Records supplied:

^^^^

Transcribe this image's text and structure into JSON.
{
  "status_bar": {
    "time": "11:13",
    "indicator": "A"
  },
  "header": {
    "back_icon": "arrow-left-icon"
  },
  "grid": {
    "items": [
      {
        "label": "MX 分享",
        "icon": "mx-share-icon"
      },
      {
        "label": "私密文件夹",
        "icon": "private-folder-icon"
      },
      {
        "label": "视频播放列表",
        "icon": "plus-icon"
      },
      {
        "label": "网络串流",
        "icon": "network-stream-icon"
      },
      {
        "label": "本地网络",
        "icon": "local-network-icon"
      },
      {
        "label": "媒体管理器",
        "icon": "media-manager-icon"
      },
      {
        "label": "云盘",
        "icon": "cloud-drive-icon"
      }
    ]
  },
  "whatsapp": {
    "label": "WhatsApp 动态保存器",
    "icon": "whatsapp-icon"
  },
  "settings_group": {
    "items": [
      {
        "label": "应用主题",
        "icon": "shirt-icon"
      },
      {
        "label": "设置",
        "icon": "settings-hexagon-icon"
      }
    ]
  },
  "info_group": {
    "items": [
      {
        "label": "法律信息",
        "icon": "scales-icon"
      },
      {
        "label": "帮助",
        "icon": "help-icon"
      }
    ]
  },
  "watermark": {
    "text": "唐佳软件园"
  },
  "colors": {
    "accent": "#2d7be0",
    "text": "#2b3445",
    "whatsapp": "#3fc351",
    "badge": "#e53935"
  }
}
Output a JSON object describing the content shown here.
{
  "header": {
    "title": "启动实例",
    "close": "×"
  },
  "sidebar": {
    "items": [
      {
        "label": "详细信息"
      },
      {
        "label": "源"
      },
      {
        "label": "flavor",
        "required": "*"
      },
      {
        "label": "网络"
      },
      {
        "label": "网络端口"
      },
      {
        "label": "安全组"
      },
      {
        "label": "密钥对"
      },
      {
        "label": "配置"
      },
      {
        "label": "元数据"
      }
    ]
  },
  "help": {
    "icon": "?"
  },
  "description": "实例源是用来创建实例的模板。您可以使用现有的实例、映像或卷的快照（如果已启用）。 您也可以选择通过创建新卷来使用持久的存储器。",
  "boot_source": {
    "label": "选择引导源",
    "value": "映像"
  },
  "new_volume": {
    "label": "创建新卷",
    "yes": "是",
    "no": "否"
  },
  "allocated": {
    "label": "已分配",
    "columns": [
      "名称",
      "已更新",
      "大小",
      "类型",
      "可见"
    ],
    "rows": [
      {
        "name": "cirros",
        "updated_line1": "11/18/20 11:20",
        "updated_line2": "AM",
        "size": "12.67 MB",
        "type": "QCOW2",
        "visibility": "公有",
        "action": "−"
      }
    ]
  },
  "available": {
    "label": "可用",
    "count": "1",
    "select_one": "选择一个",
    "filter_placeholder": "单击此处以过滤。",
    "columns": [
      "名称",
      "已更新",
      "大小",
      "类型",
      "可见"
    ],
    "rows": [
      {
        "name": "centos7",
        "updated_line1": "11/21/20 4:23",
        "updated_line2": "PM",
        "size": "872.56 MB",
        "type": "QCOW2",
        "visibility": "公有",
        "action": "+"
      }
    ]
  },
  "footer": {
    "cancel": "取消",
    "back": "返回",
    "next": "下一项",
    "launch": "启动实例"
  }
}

^^^^

Exercise requirements: Send back all of the entries exactly, with nothing missing.

Solution:
Transcribe this image's text and structure into JSON.
{
  "status_bar": {
    "time": "11:13",
    "indicator": "A"
  },
  "header": {
    "back_icon": "arrow-left-icon"
  },
  "grid": {
    "items": [
      {
        "label": "MX 分享",
        "icon": "mx-share-icon"
      },
      {
        "label": "私密文件夹",
        "icon": "private-folder-icon"
      },
      {
        "label": "视频播放列表",
        "icon": "plus-icon"
      },
      {
        "label": "网络串流",
        "icon": "network-stream-icon"
      },
      {
        "label": "本地网络",
        "icon": "local-network-icon"
      },
      {
        "label": "媒体管理器",
        "icon": "media-manager-icon"
      },
      {
        "label": "云盘",
        "icon": "cloud-drive-icon"
      }
    ]
  },
  "whatsapp": {
    "label": "WhatsApp 动态保存器",
    "icon": "whatsapp-icon"
  },
  "settings_group": {
    "items": [
      {
        "label": "应用主题",
        "icon": "shirt-icon"
      },
      {
        "label": "设置",
        "icon": "settings-hexagon-icon"
      }
    ]
  },
  "info_group": {
    "items": [
      {
        "label": "法律信息",
        "icon": "scales-icon"
      },
      {
        "label": "帮助",
        "icon": "help-icon"
      }
    ]
  },
  "watermark": {
    "text": "唐佳软件园"
  },
  "colors": {
    "accent": "#2d7be0",
    "text": "#2b3445",
    "whatsapp": "#3fc351",
    "badge": "#e53935"
  }
}
Output a JSON object describing the content shown here.
{
  "header": {
    "title": "启动实例",
    "close": "×"
  },
  "sidebar": {
    "items": [
      {
        "label": "详细信息"
      },
      {
        "label": "源"
      },
      {
        "label": "flavor",
        "required": "*"
      },
      {
        "label": "网络"
      },
      {
        "label": "网络端口"
      },
      {
        "label": "安全组"
      },
      {
        "label": "密钥对"
      },
      {
        "label": "配置"
      },
      {
        "label": "元数据"
      }
    ]
  },
  "help": {
    "icon": "?"
  },
  "description": "实例源是用来创建实例的模板。您可以使用现有的实例、映像或卷的快照（如果已启用）。 您也可以选择通过创建新卷来使用持久的存储器。",
  "boot_source": {
    "label": "选择引导源",
    "value": "映像"
  },
  "new_volume": {
    "label": "创建新卷",
    "yes": "是",
    "no": "否"
  },
  "allocated": {
    "label": "已分配",
    "columns": [
      "名称",
      "已更新",
      "大小",
      "类型",
      "可见"
    ],
    "rows": [
      {
        "name": "cirros",
        "updated_line1": "11/18/20 11:20",
        "updated_line2": "AM",
        "size": "12.67 MB",
        "type": "QCOW2",
        "visibility": "公有",
        "action": "−"
      }
    ]
  },
  "available": {
    "label": "可用",
    "count": "1",
    "select_one": "选择一个",
    "filter_placeholder": "单击此处以过滤。",
    "columns": [
      "名称",
      "已更新",
      "大小",
      "类型",
      "可见"
    ],
    "rows": [
      {
        "name": "centos7",
        "updated_line1": "11/21/20 4:23",
        "updated_line2": "PM",
        "size": "872.56 MB",
        "type": "QCOW2",
        "visibility": "公有",
        "action": "+"
      }
    ]
  },
  "footer": {
    "cancel": "取消",
    "back": "返回",
    "next": "下一项",
    "launch": "启动实例"
  }
}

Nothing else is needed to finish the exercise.